# Your objective:
Write out the whole listing word for word.

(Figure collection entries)
------------

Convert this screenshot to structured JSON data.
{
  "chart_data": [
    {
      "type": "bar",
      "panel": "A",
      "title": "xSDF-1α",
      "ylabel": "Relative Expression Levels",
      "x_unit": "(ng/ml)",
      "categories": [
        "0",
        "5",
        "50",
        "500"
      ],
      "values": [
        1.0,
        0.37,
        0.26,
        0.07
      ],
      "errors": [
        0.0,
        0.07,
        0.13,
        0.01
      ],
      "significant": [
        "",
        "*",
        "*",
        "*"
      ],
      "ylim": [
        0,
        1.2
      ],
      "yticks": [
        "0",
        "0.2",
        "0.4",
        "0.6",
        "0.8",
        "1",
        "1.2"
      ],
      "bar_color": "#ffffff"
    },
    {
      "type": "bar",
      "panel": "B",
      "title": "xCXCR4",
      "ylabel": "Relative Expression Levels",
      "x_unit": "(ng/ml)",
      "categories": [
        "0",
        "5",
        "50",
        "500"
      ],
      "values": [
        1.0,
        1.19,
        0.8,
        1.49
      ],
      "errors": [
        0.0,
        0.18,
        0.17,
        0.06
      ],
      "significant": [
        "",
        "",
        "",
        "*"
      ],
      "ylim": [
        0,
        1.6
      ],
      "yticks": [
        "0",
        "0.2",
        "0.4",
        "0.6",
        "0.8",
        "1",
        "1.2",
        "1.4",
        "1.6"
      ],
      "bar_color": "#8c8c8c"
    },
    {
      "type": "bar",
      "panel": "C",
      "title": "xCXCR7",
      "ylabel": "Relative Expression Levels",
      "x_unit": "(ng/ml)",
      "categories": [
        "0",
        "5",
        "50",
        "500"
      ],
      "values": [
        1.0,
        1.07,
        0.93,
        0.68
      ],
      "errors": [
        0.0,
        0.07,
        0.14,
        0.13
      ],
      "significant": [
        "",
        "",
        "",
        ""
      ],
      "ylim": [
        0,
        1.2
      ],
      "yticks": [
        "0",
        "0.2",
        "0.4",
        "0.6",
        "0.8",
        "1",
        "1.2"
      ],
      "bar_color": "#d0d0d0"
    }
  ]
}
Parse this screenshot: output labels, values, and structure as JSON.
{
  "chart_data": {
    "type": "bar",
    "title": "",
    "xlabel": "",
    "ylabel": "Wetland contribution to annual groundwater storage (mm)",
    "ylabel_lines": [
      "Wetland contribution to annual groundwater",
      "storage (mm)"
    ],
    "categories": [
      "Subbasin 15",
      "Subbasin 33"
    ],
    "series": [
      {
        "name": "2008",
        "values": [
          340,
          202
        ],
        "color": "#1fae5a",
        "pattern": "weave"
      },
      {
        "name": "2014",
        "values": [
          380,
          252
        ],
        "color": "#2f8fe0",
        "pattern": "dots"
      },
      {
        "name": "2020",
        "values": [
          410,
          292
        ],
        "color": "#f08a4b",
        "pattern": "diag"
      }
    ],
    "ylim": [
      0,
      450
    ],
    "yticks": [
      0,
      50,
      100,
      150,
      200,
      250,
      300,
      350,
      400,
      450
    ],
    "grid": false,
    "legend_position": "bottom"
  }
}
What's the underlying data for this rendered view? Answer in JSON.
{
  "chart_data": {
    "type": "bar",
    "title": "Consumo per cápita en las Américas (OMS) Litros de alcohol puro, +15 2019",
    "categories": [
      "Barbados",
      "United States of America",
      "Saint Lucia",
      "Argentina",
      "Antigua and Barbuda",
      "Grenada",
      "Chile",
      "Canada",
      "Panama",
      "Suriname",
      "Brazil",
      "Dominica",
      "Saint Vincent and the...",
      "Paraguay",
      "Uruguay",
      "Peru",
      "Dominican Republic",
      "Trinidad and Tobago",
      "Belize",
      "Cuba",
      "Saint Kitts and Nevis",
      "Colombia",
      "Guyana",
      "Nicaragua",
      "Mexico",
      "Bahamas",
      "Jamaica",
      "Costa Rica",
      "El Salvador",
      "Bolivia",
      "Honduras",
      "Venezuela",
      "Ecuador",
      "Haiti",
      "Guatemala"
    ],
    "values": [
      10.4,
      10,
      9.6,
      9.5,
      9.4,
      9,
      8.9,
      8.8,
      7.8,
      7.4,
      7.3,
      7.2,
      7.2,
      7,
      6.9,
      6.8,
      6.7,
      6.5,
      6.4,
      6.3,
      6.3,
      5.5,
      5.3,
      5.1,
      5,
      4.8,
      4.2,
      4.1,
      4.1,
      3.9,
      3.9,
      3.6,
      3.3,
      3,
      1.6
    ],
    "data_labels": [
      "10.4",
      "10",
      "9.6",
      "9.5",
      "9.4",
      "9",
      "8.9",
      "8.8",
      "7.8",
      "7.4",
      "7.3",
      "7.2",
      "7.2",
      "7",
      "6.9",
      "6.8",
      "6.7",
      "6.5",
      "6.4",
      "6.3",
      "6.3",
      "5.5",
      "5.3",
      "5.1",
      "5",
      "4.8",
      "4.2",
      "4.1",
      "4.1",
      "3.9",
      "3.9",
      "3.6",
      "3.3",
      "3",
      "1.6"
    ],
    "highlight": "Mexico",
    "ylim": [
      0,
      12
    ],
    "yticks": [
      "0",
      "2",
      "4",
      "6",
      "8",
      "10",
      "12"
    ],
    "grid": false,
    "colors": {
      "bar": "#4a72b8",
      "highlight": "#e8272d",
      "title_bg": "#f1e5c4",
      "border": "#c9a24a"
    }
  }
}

------------

# Written solution:
Convert this screenshot to structured JSON data.
{
  "chart_data": [
    {
      "type": "bar",
      "panel": "A",
      "title": "xSDF-1α",
      "ylabel": "Relative Expression Levels",
      "x_unit": "(ng/ml)",
      "categories": [
        "0",
        "5",
        "50",
        "500"
      ],
      "values": [
        1.0,
        0.37,
        0.26,
        0.07
      ],
      "errors": [
        0.0,
        0.07,
        0.13,
        0.01
      ],
      "significant": [
        "",
        "*",
        "*",
        "*"
      ],
      "ylim": [
        0,
        1.2
      ],
      "yticks": [
        "0",
        "0.2",
        "0.4",
        "0.6",
        "0.8",
        "1",
        "1.2"
      ],
      "bar_color": "#ffffff"
    },
    {
      "type": "bar",
      "panel": "B",
      "title": "xCXCR4",
      "ylabel": "Relative Expression Levels",
      "x_unit": "(ng/ml)",
      "categories": [
        "0",
        "5",
        "50",
        "500"
      ],
      "values": [
        1.0,
        1.19,
        0.8,
        1.49
      ],
      "errors": [
        0.0,
        0.18,
        0.17,
        0.06
      ],
      "significant": [
        "",
        "",
        "",
        "*"
      ],
      "ylim": [
        0,
        1.6
      ],
      "yticks": [
        "0",
        "0.2",
        "0.4",
        "0.6",
        "0.8",
        "1",
        "1.2",
        "1.4",
        "1.6"
      ],
      "bar_color": "#8c8c8c"
    },
    {
      "type": "bar",
      "panel": "C",
      "title": "xCXCR7",
      "ylabel": "Relative Expression Levels",
      "x_unit": "(ng/ml)",
      "categories": [
        "0",
        "5",
        "50",
        "500"
      ],
      "values": [
        1.0,
        1.07,
        0.93,
        0.68
      ],
      "errors": [
        0.0,
        0.07,
        0.14,
        0.13
      ],
      "significant": [
        "",
        "",
        "",
        ""
      ],
      "ylim": [
        0,
        1.2
      ],
      "yticks": [
        "0",
        "0.2",
        "0.4",
        "0.6",
        "0.8",
        "1",
        "1.2"
      ],
      "bar_color": "#d0d0d0"
    }
  ]
}
Parse this screenshot: output labels, values, and structure as JSON.
{
  "chart_data": {
    "type": "bar",
    "title": "",
    "xlabel": "",
    "ylabel": "Wetland contribution to annual groundwater storage (mm)",
    "ylabel_lines": [
      "Wetland contribution to annual groundwater",
      "storage (mm)"
    ],
    "categories": [
      "Subbasin 15",
      "Subbasin 33"
    ],
    "series": [
      {
        "name": "2008",
        "values": [
          340,
          202
        ],
        "color": "#1fae5a",
        "pattern": "weave"
      },
      {
        "name": "2014",
        "values": [
          380,
          252
        ],
        "color": "#2f8fe0",
        "pattern": "dots"
      },
      {
        "name": "2020",
        "values": [
          410,
          292
        ],
        "color": "#f08a4b",
        "pattern": "diag"
      }
    ],
    "ylim": [
      0,
      450
    ],
    "yticks": [
      0,
      50,
      100,
      150,
      200,
      250,
      300,
      350,
      400,
      450
    ],
    "grid": false,
    "legend_position": "bottom"
  }
}
What's the underlying data for this rendered view? Answer in JSON.
{
  "chart_data": {
    "type": "bar",
    "title": "Consumo per cápita en las Américas (OMS) Litros de alcohol puro, +15 2019",
    "categories": [
      "Barbados",
      "United States of America",
      "Saint Lucia",
      "Argentina",
      "Antigua and Barbuda",
      "Grenada",
      "Chile",
      "Canada",
      "Panama",
      "Suriname",
      "Brazil",
      "Dominica",
      "Saint Vincent and the...",
      "Paraguay",
      "Uruguay",
      "Peru",
      "Dominican Republic",
      "Trinidad and Tobago",
      "Belize",
      "Cuba",
      "Saint Kitts and Nevis",
      "Colombia",
      "Guyana",
      "Nicaragua",
      "Mexico",
      "Bahamas",
      "Jamaica",
      "Costa Rica",
      "El Salvador",
      "Bolivia",
      "Honduras",
      "Venezuela",
      "Ecuador",
      "Haiti",
      "Guatemala"
    ],
    "values": [
      10.4,
      10,
      9.6,
      9.5,
      9.4,
      9,
      8.9,
      8.8,
      7.8,
      7.4,
      7.3,
      7.2,
      7.2,
      7,
      6.9,
      6.8,
      6.7,
      6.5,
      6.4,
      6.3,
      6.3,
      5.5,
      5.3,
      5.1,
      5,
      4.8,
      4.2,
      4.1,
      4.1,
      3.9,
      3.9,
      3.6,
      3.3,
      3,
      1.6
    ],
    "data_labels": [
      "10.4",
      "10",
      "9.6",
      "9.5",
      "9.4",
      "9",
      "8.9",
      "8.8",
      "7.8",
      "7.4",
      "7.3",
      "7.2",
      "7.2",
      "7",
      "6.9",
      "6.8",
      "6.7",
      "6.5",
      "6.4",
      "6.3",
      "6.3",
      "5.5",
      "5.3",
      "5.1",
      "5",
      "4.8",
      "4.2",
      "4.1",
      "4.1",
      "3.9",
      "3.9",
      "3.6",
      "3.3",
      "3",
      "1.6"
    ],
    "highlight": "Mexico",
    "ylim": [
      0,
      12
    ],
    "yticks": [
      "0",
      "2",
      "4",
      "6",
      "8",
      "10",
      "12"
    ],
    "grid": false,
    "colors": {
      "bar": "#4a72b8",
      "highlight": "#e8272d",
      "title_bg": "#f1e5c4",
      "border": "#c9a24a"
    }
  }
}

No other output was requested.